PROMPT => Some lines of these records may hold the word "title"; state how many, using only the number.
-------- DATASET EXTRACT --------
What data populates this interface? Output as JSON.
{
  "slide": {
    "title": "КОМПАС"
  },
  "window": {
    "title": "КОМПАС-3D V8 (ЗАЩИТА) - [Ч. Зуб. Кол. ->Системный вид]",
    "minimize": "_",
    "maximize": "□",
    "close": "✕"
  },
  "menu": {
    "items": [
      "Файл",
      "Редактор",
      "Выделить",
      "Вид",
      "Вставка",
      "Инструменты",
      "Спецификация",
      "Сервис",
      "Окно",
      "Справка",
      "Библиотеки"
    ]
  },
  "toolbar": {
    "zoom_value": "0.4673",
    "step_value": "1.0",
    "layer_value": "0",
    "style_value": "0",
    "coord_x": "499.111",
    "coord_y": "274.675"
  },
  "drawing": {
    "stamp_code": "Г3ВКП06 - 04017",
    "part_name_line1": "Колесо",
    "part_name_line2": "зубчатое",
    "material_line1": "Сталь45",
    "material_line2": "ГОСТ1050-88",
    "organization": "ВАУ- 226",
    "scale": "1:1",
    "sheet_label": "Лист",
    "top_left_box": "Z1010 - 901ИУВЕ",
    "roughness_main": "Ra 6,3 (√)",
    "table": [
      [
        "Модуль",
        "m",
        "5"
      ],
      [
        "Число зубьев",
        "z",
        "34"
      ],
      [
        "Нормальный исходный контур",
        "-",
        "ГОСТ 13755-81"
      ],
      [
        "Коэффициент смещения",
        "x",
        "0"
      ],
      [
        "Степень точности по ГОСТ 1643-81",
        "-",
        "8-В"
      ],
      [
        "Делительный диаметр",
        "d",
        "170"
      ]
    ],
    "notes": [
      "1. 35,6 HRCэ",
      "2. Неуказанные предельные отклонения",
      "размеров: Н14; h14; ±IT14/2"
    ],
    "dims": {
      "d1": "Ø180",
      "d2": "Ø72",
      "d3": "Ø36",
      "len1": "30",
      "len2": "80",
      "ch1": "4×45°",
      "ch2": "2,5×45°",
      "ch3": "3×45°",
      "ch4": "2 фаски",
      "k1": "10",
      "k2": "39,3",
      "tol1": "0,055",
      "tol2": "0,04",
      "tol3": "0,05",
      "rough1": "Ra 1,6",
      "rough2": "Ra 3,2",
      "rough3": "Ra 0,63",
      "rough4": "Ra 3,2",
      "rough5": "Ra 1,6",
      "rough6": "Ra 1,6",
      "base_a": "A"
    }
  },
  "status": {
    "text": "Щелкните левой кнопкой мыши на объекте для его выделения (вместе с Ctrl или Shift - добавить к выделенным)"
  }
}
--------
TASK OUTPUT => 2